> _Data records_

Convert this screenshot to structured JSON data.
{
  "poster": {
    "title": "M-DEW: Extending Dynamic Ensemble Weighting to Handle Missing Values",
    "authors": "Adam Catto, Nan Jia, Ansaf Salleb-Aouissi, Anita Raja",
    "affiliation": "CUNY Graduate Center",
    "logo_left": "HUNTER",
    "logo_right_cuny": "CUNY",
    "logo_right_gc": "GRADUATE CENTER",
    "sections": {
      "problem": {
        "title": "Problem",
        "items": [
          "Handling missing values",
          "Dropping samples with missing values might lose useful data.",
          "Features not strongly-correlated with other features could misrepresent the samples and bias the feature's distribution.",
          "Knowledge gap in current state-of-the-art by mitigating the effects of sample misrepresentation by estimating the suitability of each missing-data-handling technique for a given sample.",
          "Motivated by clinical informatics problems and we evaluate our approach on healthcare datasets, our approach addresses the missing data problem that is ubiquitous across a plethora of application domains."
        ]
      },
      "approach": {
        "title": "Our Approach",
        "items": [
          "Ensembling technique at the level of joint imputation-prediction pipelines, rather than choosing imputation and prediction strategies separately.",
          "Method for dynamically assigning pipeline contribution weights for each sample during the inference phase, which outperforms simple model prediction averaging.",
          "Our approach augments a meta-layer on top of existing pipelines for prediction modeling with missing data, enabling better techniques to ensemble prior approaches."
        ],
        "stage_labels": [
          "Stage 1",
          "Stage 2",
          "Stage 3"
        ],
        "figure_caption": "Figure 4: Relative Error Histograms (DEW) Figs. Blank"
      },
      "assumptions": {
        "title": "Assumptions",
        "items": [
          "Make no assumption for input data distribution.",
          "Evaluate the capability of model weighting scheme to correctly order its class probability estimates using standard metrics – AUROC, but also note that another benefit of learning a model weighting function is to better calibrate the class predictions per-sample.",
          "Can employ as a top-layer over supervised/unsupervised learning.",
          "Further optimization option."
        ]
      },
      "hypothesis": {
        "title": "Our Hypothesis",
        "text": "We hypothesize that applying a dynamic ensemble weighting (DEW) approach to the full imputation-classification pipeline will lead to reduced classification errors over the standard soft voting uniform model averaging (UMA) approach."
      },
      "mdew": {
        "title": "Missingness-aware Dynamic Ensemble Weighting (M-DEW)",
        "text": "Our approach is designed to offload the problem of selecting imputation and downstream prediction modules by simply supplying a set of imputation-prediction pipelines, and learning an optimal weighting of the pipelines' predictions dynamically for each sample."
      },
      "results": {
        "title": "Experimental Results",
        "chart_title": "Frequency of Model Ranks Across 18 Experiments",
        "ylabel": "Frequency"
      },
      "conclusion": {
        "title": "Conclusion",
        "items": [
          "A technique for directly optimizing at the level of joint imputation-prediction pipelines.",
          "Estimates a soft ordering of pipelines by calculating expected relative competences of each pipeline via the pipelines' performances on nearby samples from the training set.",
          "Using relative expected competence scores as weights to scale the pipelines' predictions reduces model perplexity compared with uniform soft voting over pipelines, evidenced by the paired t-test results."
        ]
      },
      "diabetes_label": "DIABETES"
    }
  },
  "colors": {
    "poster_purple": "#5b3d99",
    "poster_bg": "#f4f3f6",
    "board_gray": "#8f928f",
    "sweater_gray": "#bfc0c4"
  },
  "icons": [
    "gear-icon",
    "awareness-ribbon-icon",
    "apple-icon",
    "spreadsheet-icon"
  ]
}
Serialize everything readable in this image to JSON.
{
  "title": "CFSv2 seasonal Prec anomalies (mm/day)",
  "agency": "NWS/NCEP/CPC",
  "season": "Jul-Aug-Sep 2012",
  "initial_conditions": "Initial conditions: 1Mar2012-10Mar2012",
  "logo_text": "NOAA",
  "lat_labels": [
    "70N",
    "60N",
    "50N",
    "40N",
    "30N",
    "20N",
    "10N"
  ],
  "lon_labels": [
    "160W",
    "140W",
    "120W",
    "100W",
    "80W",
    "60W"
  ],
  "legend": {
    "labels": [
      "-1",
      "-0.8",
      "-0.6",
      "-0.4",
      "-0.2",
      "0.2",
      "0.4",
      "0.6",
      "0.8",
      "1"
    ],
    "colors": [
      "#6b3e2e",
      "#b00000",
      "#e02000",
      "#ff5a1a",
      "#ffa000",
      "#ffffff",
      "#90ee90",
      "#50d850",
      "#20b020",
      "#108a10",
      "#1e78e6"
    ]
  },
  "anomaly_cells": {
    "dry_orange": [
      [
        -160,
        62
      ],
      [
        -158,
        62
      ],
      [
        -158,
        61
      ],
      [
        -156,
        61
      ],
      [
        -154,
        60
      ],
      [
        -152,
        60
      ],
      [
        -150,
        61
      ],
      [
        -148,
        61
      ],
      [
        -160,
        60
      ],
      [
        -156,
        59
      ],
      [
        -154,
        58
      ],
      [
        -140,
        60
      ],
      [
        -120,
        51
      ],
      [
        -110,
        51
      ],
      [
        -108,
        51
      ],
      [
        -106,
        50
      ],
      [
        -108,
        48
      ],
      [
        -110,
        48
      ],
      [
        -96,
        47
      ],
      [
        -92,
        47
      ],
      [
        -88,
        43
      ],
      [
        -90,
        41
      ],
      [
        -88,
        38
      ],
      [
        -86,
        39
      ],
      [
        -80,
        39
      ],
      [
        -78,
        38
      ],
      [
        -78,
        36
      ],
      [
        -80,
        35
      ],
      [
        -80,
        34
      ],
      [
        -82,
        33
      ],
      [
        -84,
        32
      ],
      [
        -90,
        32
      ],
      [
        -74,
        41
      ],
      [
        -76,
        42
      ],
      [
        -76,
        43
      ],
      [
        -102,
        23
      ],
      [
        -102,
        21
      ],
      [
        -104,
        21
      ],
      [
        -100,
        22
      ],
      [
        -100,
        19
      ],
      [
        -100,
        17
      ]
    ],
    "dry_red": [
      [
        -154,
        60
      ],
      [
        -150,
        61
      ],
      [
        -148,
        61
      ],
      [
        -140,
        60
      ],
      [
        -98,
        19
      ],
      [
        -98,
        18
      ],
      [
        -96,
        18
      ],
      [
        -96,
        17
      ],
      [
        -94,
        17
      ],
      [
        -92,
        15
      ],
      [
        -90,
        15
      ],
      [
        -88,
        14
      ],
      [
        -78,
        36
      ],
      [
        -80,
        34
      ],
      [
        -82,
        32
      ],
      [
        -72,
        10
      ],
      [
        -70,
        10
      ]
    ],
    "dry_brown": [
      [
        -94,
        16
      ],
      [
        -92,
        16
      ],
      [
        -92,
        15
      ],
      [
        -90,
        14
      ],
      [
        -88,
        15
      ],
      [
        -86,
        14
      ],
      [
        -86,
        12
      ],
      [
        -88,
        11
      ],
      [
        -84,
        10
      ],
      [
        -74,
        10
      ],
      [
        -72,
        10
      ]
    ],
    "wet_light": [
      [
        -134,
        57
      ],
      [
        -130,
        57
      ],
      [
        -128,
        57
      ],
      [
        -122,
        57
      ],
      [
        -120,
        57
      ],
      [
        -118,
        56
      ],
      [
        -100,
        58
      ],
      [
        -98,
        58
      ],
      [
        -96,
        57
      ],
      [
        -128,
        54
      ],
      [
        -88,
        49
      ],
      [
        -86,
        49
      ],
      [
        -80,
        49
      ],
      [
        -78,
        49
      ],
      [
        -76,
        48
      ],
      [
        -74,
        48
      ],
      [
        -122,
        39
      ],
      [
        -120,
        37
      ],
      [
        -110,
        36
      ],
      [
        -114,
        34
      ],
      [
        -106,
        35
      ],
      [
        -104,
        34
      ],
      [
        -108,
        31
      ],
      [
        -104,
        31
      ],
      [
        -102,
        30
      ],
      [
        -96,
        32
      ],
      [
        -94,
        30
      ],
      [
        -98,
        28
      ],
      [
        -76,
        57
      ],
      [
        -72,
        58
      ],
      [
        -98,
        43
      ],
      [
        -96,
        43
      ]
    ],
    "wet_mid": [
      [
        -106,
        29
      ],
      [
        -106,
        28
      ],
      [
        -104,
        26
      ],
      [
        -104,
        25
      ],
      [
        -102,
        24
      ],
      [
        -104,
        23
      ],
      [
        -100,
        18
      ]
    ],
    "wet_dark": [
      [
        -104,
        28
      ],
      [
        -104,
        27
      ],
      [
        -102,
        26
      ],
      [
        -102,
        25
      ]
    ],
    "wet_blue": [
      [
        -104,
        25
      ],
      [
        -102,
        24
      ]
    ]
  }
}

> _Job_
Locate the word "this" in the data above. Copy every line carrying it.

> _Complete answer_
Convert this screenshot to structured JSON data.
Serialize everything readable in this image to JSON.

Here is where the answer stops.